## Exercise instructions
List all lines in the material below that contain "aren".

Dataset rows:
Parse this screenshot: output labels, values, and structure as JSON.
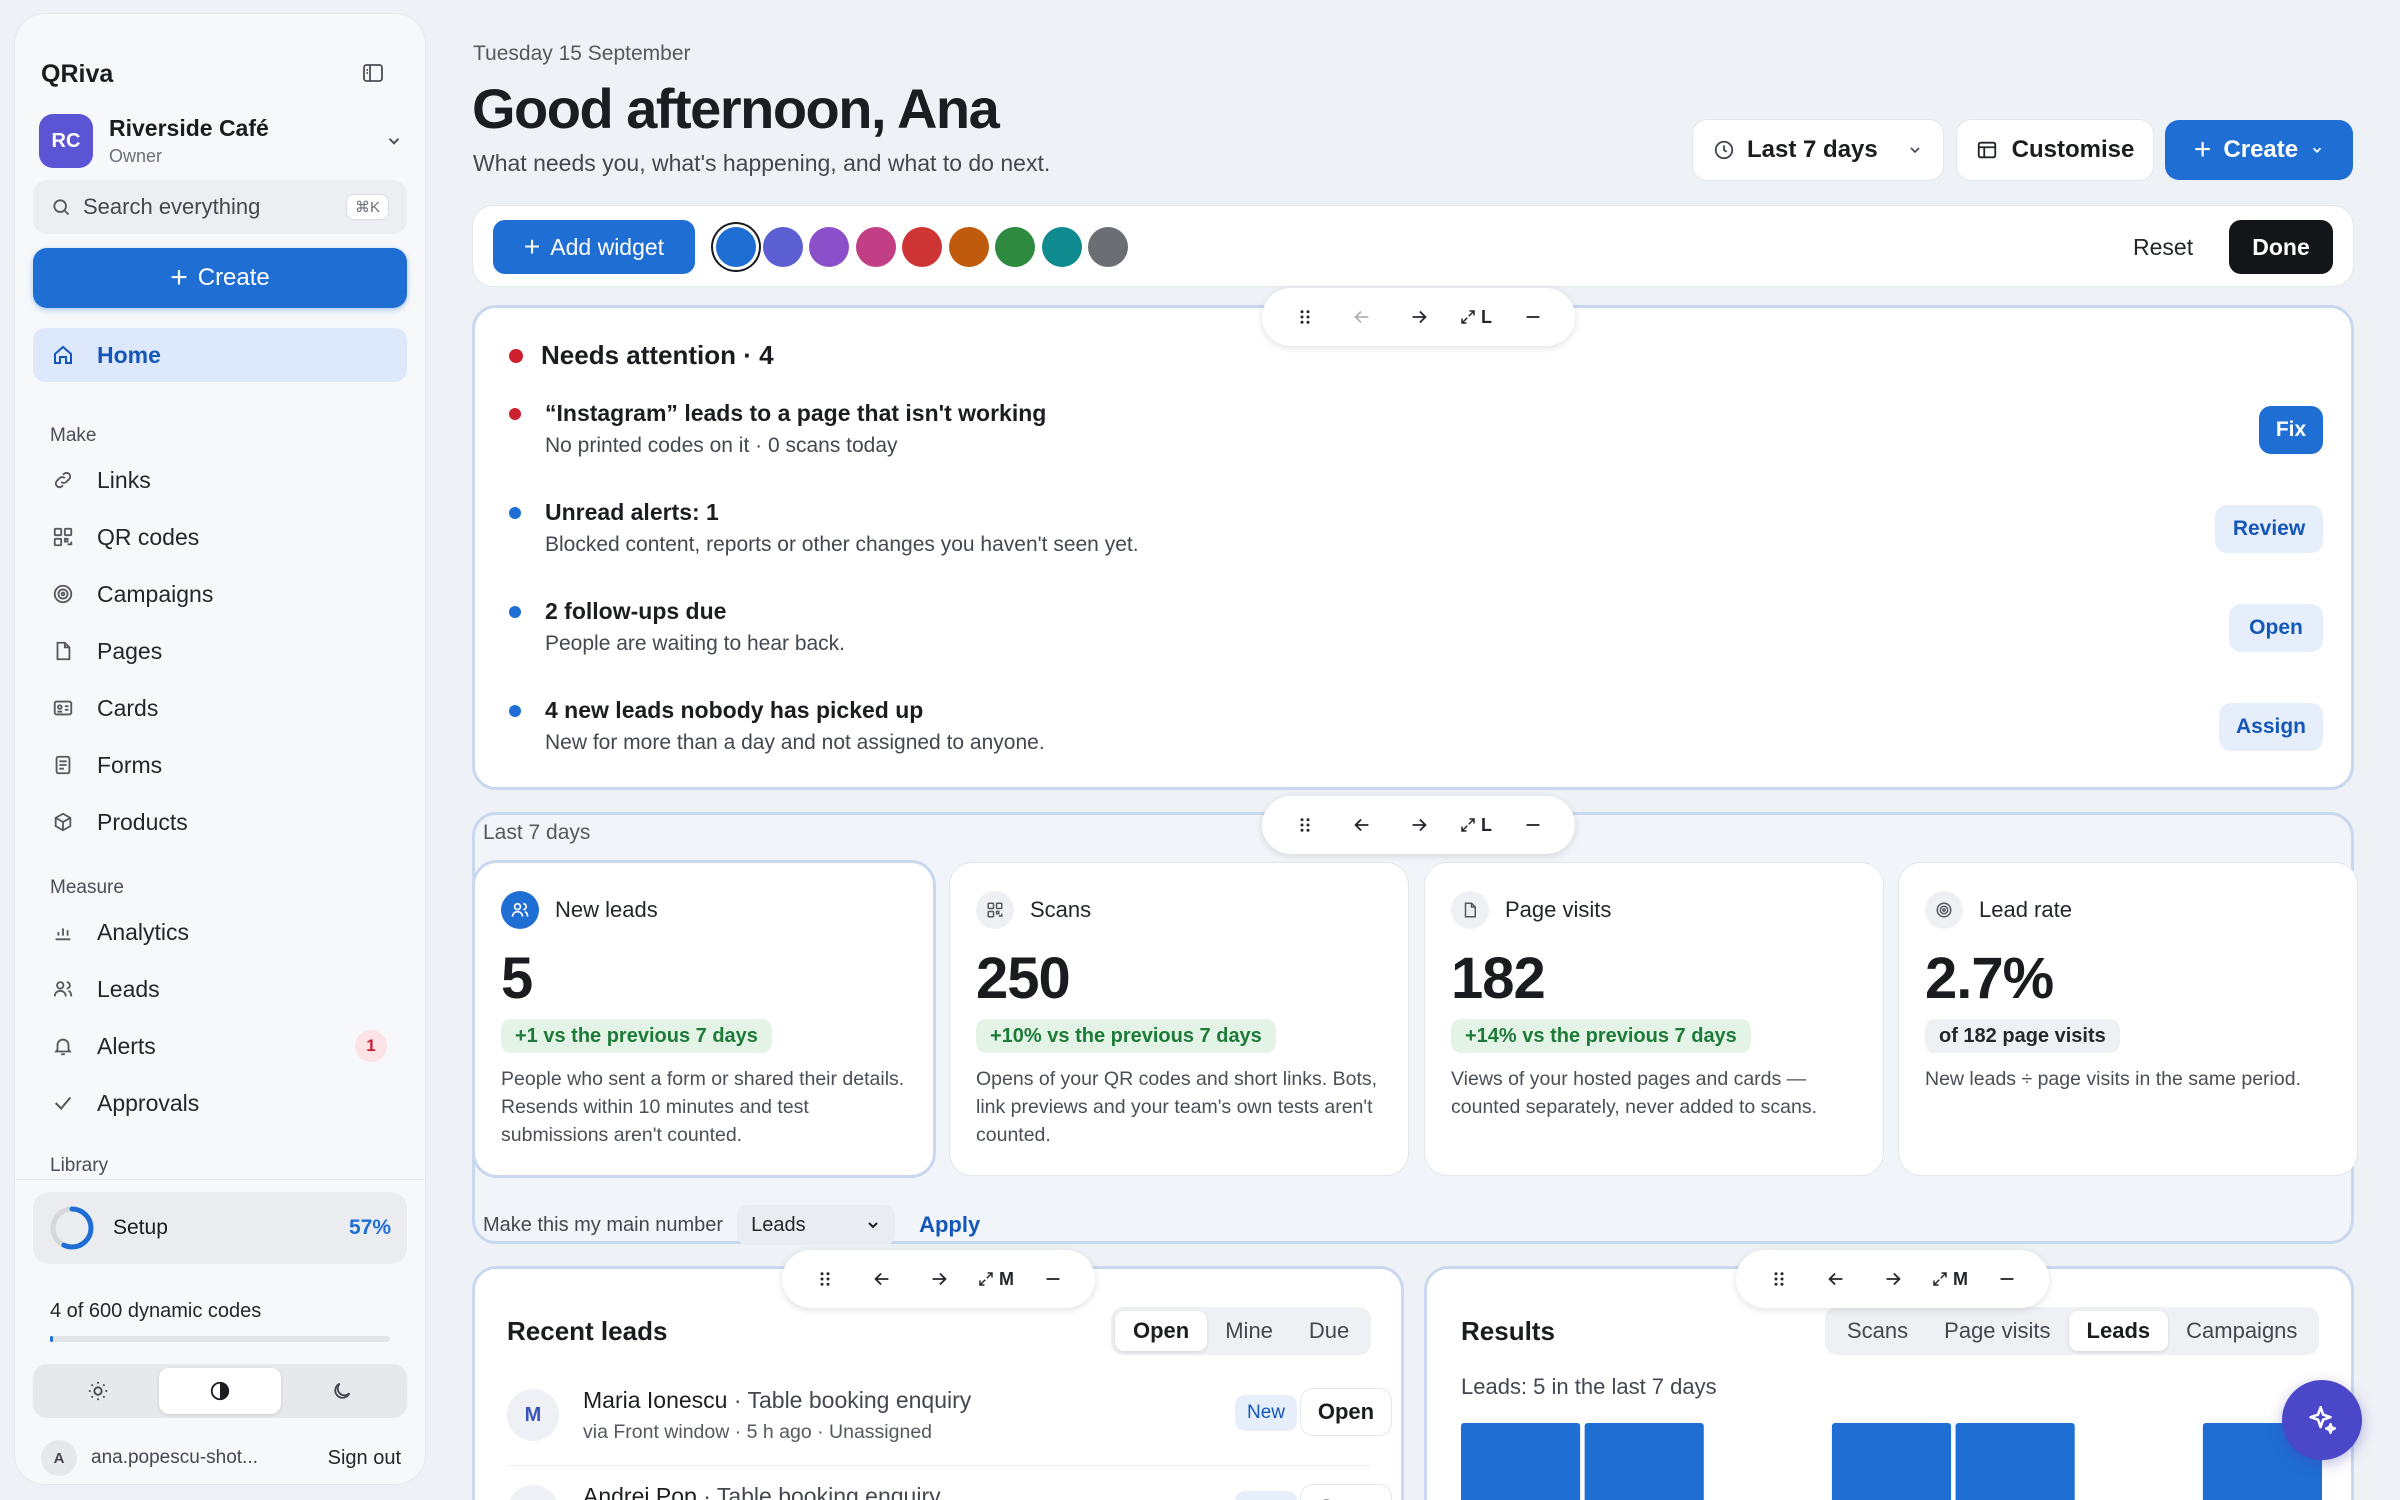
{
  "app": {
    "brand": "QRiva"
  },
  "org": {
    "initials": "RC",
    "name": "Riverside Café",
    "role": "Owner"
  },
  "search": {
    "placeholder": "Search everything",
    "shortcut": "⌘K"
  },
  "sidebar": {
    "create_label": "Create",
    "home_label": "Home",
    "make_label": "Make",
    "make_items": [
      {
        "label": "Links",
        "icon": "link-icon"
      },
      {
        "label": "QR codes",
        "icon": "qr-icon"
      },
      {
        "label": "Campaigns",
        "icon": "target-icon"
      },
      {
        "label": "Pages",
        "icon": "page-icon"
      },
      {
        "label": "Cards",
        "icon": "card-icon"
      },
      {
        "label": "Forms",
        "icon": "form-icon"
      },
      {
        "label": "Products",
        "icon": "box-icon"
      }
    ],
    "measure_label": "Measure",
    "measure_items": [
      {
        "label": "Analytics",
        "icon": "chart-icon"
      },
      {
        "label": "Leads",
        "icon": "users-icon"
      },
      {
        "label": "Alerts",
        "icon": "bell-icon",
        "badge": "1"
      },
      {
        "label": "Approvals",
        "icon": "check-icon"
      }
    ],
    "library_label": "Library",
    "setup": {
      "label": "Setup",
      "percent_label": "57%",
      "progress": 0.57
    },
    "codes": {
      "text": "4 of 600 dynamic codes",
      "progress": 0.0067
    },
    "user": {
      "initial": "A",
      "email": "ana.popescu-shot...",
      "signout": "Sign out"
    }
  },
  "header": {
    "date": "Tuesday 15 September",
    "greeting": "Good afternoon, Ana",
    "subtitle": "What needs you, what's happening, and what to do next.",
    "period_label": "Last 7 days",
    "customise_label": "Customise",
    "create_label": "Create"
  },
  "toolbar": {
    "add_widget_label": "Add widget",
    "swatches": [
      "#1f6ed4",
      "#5b5fd2",
      "#8a4fc9",
      "#c23f85",
      "#cf3434",
      "#c05a0c",
      "#2e8a3e",
      "#0f8a8f",
      "#6b6e73"
    ],
    "reset_label": "Reset",
    "done_label": "Done"
  },
  "widget_controls": {
    "size_l": "L",
    "size_m": "M"
  },
  "attention": {
    "title": "Needs attention · 4",
    "colors": {
      "urgent": "#cc1f2f",
      "info": "#1f6ed4"
    },
    "items": [
      {
        "title": "“Instagram” leads to a page that isn't working",
        "desc": "No printed codes on it · 0 scans today",
        "action": "Fix",
        "level": "urgent"
      },
      {
        "title": "Unread alerts: 1",
        "desc": "Blocked content, reports or other changes you haven't seen yet.",
        "action": "Review",
        "level": "info"
      },
      {
        "title": "2 follow-ups due",
        "desc": "People are waiting to hear back.",
        "action": "Open",
        "level": "info"
      },
      {
        "title": "4 new leads nobody has picked up",
        "desc": "New for more than a day and not assigned to anyone.",
        "action": "Assign",
        "level": "info"
      }
    ]
  },
  "last7": {
    "title": "Last 7 days",
    "cards": [
      {
        "label": "New leads",
        "value": "5",
        "chip": "+1 vs the previous 7 days",
        "desc": "People who sent a form or shared their details. Resends within 10 minutes and test submissions aren't counted."
      },
      {
        "label": "Scans",
        "value": "250",
        "chip": "+10% vs the previous 7 days",
        "desc": "Opens of your QR codes and short links. Bots, link previews and your team's own tests aren't counted."
      },
      {
        "label": "Page visits",
        "value": "182",
        "chip": "+14% vs the previous 7 days",
        "desc": "Views of your hosted pages and cards — counted separately, never added to scans."
      },
      {
        "label": "Lead rate",
        "value": "2.7%",
        "chip": "of 182 page visits",
        "desc": "New leads ÷ page visits in the same period."
      }
    ],
    "main_number_label": "Make this my main number",
    "main_number_value": "Leads",
    "apply_label": "Apply"
  },
  "recent_leads": {
    "title": "Recent leads",
    "tabs": [
      "Open",
      "Mine",
      "Due"
    ],
    "active_tab": "Open",
    "rows": [
      {
        "initial": "M",
        "name": "Maria Ionescu",
        "subject": " · Table booking enquiry",
        "meta": "via Front window · 5 h ago · Unassigned",
        "badge": "New",
        "action": "Open"
      },
      {
        "initial": "A",
        "name": "Andrei Pop",
        "subject": " · Table booking enquiry",
        "meta": "",
        "badge": "New",
        "action": "Open"
      }
    ]
  },
  "results": {
    "title": "Results",
    "tabs": [
      "Scans",
      "Page visits",
      "Leads",
      "Campaigns"
    ],
    "active_tab": "Leads",
    "subtitle": "Leads: 5 in the last 7 days",
    "chart_data": {
      "type": "bar",
      "series": [
        {
          "values": [
            1,
            1,
            0,
            1,
            1,
            0,
            1
          ]
        }
      ],
      "color": "#1f6ed4"
    }
  }
}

## Answer to the task
        "desc": "People who sent a form or shared their details. Resends within 10 minutes and test submissions aren't counted."
        "desc": "Opens of your QR codes and short links. Bots, link previews and your team's own tests aren't counted."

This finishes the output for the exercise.